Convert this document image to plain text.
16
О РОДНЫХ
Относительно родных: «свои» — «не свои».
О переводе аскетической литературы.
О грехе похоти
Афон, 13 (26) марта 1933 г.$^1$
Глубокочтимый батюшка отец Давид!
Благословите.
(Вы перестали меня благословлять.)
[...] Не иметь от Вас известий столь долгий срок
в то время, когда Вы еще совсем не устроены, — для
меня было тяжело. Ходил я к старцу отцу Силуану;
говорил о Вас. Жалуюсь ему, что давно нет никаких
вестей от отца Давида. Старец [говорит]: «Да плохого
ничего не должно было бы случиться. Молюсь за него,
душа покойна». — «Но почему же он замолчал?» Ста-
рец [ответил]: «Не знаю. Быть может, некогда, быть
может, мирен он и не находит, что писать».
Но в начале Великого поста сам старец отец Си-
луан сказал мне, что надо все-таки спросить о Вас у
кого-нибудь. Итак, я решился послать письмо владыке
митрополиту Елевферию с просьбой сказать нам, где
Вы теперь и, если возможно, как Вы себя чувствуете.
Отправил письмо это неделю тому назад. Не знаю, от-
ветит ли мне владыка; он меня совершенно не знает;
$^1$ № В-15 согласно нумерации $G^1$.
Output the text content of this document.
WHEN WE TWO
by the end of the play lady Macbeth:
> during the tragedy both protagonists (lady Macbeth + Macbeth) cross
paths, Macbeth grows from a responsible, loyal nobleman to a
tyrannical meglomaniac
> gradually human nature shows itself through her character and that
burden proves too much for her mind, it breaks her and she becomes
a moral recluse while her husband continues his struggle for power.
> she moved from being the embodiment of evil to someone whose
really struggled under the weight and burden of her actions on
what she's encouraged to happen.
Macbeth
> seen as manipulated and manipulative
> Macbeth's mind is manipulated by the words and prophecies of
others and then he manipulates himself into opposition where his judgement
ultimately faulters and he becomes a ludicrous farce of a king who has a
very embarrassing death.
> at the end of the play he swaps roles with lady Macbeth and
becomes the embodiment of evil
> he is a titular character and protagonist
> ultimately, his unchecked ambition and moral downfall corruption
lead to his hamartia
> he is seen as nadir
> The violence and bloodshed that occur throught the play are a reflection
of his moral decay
◆ ◆ ◆ ◆
- [Short problem] The records above should be repeated in full, exactly as given.

- [Exercise answer]
Convert this document image to plain text.
16
О РОДНЫХ
Относительно родных: «свои» — «не свои».
О переводе аскетической литературы.
О грехе похоти
Афон, 13 (26) марта 1933 г.$^1$
Глубокочтимый батюшка отец Давид!
Благословите.
(Вы перестали меня благословлять.)
[...] Не иметь от Вас известий столь долгий срок
в то время, когда Вы еще совсем не устроены, — для
меня было тяжело. Ходил я к старцу отцу Силуану;
говорил о Вас. Жалуюсь ему, что давно нет никаких
вестей от отца Давида. Старец [говорит]: «Да плохого
ничего не должно было бы случиться. Молюсь за него,
душа покойна». — «Но почему же он замолчал?» Ста-
рец [ответил]: «Не знаю. Быть может, некогда, быть
может, мирен он и не находит, что писать».
Но в начале Великого поста сам старец отец Си-
луан сказал мне, что надо все-таки спросить о Вас у
кого-нибудь. Итак, я решился послать письмо владыке
митрополиту Елевферию с просьбой сказать нам, где
Вы теперь и, если возможно, как Вы себя чувствуете.
Отправил письмо это неделю тому назад. Не знаю, от-
ветит ли мне владыка; он меня совершенно не знает;
$^1$ № В-15 согласно нумерации $G^1$.
Output the text content of this document.
WHEN WE TWO
by the end of the play lady Macbeth:
> during the tragedy both protagonists (lady Macbeth + Macbeth) cross
paths, Macbeth grows from a responsible, loyal nobleman to a
tyrannical meglomaniac
> gradually human nature shows itself through her character and that
burden proves too much for her mind, it breaks her and she becomes
a moral recluse while her husband continues his struggle for power.
> she moved from being the embodiment of evil to someone whose
really struggled under the weight and burden of her actions on
what she's encouraged to happen.
Macbeth
> seen as manipulated and manipulative
> Macbeth's mind is manipulated by the words and prophecies of
others and then he manipulates himself into opposition where his judgement
ultimately faulters and he becomes a ludicrous farce of a king who has a
very embarrassing death.
> at the end of the play he swaps roles with lady Macbeth and
becomes the embodiment of evil
> he is a titular character and protagonist
> ultimately, his unchecked ambition and moral downfall corruption
lead to his hamartia
> he is seen as nadir
> The violence and bloodshed that occur throught the play are a reflection
of his moral decay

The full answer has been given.